> [Data records]:

******

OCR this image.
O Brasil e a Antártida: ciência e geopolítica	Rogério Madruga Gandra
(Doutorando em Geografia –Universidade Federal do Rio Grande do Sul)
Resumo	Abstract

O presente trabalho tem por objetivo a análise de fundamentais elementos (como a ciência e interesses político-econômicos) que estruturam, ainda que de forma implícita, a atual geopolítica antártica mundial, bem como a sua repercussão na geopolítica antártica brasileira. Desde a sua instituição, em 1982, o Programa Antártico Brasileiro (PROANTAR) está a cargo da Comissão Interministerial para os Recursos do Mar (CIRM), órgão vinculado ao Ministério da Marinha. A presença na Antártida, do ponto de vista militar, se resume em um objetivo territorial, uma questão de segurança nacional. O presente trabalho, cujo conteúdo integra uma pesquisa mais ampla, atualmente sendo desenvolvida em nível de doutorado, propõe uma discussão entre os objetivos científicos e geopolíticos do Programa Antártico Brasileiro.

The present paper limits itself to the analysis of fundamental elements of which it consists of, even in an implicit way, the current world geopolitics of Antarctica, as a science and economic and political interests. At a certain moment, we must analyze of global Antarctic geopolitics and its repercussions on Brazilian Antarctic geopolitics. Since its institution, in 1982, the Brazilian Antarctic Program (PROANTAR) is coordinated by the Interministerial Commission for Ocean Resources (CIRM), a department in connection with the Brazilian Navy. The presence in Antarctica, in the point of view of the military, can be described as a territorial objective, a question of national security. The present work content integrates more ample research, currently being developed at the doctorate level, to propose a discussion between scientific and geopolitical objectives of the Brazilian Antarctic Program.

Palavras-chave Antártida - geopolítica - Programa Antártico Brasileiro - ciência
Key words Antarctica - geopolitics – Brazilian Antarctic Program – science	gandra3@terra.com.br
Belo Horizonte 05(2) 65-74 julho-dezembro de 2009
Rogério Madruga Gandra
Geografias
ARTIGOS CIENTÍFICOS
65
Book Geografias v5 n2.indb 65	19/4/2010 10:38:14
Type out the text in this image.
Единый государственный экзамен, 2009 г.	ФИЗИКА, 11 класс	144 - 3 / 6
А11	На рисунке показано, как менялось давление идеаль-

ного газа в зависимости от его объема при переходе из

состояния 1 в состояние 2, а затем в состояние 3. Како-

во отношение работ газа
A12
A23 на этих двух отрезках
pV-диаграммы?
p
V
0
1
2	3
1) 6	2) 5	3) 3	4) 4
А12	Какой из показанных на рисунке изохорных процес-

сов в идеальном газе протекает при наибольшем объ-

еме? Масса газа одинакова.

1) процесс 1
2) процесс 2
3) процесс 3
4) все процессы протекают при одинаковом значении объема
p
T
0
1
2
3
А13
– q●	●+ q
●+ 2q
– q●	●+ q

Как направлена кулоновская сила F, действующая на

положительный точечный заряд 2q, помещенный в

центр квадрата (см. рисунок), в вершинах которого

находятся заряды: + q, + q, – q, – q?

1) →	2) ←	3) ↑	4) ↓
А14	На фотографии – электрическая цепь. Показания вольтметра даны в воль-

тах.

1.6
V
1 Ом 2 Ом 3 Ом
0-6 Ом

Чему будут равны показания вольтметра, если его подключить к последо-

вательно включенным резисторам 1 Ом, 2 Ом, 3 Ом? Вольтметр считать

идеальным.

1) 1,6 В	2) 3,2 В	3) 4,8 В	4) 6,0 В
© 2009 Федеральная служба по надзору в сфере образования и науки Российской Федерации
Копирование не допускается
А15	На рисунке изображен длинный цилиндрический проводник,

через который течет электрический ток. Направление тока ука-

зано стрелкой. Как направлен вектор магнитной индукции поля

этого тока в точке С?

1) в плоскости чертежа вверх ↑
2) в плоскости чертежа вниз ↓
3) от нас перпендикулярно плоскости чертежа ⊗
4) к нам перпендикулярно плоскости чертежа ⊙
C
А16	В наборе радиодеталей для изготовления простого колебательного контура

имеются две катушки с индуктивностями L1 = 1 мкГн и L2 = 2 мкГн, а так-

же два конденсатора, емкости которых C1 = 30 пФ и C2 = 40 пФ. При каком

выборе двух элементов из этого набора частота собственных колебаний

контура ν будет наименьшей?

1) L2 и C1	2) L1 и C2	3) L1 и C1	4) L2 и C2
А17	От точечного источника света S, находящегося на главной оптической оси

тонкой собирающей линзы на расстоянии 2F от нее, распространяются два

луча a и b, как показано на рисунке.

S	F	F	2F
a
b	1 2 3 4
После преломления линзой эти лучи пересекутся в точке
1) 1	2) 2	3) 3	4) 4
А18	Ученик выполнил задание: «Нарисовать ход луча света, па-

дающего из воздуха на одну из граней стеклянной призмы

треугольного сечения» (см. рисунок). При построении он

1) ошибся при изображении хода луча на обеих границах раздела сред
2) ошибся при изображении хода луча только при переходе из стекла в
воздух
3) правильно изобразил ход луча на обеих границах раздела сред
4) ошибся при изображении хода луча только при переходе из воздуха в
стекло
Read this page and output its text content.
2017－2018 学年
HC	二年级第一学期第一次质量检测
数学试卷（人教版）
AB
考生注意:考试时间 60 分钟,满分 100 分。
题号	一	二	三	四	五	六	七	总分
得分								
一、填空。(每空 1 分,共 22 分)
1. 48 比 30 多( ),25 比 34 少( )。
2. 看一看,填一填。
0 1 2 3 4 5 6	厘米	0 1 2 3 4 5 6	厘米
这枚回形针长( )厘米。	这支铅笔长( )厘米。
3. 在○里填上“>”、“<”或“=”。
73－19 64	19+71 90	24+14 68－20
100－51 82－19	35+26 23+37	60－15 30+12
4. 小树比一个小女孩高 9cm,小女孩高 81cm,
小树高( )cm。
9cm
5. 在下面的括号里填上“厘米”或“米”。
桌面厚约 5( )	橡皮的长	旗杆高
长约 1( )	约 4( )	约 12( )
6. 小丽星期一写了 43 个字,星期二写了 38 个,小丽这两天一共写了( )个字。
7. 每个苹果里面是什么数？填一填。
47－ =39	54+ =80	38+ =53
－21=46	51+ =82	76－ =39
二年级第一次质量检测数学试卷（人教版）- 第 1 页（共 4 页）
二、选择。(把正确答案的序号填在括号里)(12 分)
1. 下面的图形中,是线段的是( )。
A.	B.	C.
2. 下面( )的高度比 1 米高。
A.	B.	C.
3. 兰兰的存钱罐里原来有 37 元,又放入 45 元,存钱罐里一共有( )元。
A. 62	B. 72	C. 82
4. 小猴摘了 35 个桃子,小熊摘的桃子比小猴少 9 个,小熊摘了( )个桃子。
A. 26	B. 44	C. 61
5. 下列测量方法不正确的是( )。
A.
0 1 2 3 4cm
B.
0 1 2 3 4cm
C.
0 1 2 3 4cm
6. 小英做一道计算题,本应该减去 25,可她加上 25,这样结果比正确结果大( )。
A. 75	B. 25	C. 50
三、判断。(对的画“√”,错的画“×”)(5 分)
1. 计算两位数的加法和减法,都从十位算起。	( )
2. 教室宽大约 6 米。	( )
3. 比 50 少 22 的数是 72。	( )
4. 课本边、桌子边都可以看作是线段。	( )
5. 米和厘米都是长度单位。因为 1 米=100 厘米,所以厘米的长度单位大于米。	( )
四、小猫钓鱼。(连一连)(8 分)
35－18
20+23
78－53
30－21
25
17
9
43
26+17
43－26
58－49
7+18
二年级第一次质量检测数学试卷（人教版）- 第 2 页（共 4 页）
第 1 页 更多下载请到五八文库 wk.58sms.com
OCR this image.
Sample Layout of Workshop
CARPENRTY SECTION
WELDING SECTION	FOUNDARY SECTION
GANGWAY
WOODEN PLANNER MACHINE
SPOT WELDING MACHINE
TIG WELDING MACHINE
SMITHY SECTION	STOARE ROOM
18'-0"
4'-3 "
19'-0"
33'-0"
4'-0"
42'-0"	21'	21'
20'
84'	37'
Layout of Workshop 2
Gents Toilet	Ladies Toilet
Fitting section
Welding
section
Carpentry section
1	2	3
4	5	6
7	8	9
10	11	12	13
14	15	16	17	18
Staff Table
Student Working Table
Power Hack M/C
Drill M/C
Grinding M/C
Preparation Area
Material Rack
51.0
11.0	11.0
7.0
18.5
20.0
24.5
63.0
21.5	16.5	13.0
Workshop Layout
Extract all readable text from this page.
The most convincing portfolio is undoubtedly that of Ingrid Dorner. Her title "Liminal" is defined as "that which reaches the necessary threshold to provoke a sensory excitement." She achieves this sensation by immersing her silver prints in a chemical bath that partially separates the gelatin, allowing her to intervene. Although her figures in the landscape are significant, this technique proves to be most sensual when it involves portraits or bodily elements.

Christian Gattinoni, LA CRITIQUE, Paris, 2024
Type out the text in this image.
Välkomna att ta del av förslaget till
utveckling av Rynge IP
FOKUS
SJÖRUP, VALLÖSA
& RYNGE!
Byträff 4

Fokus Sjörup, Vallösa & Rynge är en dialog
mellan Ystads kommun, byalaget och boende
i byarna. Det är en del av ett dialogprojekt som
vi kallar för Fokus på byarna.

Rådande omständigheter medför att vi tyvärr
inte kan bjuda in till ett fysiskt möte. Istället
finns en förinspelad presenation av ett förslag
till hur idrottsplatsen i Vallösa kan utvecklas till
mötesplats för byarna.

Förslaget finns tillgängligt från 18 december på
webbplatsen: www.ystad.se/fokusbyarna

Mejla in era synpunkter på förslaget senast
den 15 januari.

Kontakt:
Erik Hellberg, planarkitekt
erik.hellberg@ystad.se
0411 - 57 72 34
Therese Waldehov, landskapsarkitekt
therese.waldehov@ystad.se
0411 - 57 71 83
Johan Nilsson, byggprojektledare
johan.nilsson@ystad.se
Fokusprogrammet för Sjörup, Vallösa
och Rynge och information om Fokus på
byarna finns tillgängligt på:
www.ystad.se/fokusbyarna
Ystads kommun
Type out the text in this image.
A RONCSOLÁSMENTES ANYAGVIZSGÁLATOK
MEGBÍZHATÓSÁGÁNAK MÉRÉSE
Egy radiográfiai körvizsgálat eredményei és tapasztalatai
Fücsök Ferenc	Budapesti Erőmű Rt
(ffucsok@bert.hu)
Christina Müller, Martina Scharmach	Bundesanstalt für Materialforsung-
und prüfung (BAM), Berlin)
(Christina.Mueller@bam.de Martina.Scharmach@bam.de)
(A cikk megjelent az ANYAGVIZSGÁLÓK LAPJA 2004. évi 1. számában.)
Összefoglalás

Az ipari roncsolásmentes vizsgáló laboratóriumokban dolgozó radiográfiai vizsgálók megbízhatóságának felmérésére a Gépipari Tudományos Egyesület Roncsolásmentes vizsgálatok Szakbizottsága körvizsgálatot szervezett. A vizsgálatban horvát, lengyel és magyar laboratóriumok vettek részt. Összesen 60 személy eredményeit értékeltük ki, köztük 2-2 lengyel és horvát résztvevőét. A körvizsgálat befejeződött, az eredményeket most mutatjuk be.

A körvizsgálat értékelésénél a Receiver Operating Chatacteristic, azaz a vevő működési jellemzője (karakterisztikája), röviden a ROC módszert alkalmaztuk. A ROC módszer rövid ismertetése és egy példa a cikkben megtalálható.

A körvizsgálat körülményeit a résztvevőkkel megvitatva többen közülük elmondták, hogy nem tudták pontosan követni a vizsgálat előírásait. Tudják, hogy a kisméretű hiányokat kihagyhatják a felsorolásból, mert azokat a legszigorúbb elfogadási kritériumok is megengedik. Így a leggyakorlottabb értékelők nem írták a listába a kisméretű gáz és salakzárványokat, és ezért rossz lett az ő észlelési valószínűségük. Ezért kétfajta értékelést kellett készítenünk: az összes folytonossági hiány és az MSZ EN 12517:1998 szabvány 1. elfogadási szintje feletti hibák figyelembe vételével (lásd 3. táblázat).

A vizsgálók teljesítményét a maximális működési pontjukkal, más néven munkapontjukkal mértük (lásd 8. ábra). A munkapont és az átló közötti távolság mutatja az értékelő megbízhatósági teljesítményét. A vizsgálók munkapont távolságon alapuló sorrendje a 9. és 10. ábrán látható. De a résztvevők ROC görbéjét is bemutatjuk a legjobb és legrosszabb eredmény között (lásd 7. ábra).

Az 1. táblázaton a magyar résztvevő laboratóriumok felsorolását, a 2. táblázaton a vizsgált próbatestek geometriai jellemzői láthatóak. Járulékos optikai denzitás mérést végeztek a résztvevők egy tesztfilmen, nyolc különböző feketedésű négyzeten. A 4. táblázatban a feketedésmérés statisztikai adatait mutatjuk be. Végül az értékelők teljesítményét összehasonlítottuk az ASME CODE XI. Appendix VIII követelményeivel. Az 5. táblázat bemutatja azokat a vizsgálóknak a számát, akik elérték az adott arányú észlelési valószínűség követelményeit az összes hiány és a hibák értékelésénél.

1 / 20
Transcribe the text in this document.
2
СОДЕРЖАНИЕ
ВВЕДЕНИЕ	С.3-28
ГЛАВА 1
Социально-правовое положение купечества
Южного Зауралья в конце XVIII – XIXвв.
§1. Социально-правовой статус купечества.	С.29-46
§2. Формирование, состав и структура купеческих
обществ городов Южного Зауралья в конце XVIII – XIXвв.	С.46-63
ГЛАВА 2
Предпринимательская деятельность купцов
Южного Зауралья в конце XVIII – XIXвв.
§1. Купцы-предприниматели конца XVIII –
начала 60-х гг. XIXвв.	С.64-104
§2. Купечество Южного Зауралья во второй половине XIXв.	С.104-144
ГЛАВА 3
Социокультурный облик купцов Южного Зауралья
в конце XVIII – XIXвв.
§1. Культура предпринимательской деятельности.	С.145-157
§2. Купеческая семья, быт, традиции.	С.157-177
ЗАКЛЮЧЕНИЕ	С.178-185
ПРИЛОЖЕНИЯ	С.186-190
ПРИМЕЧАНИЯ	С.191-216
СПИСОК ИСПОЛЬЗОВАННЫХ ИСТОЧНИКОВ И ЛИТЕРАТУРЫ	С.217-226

******

> [Task description]: Tell how many lines contain the word "Южного", using only the number.

> [Task solution]: 5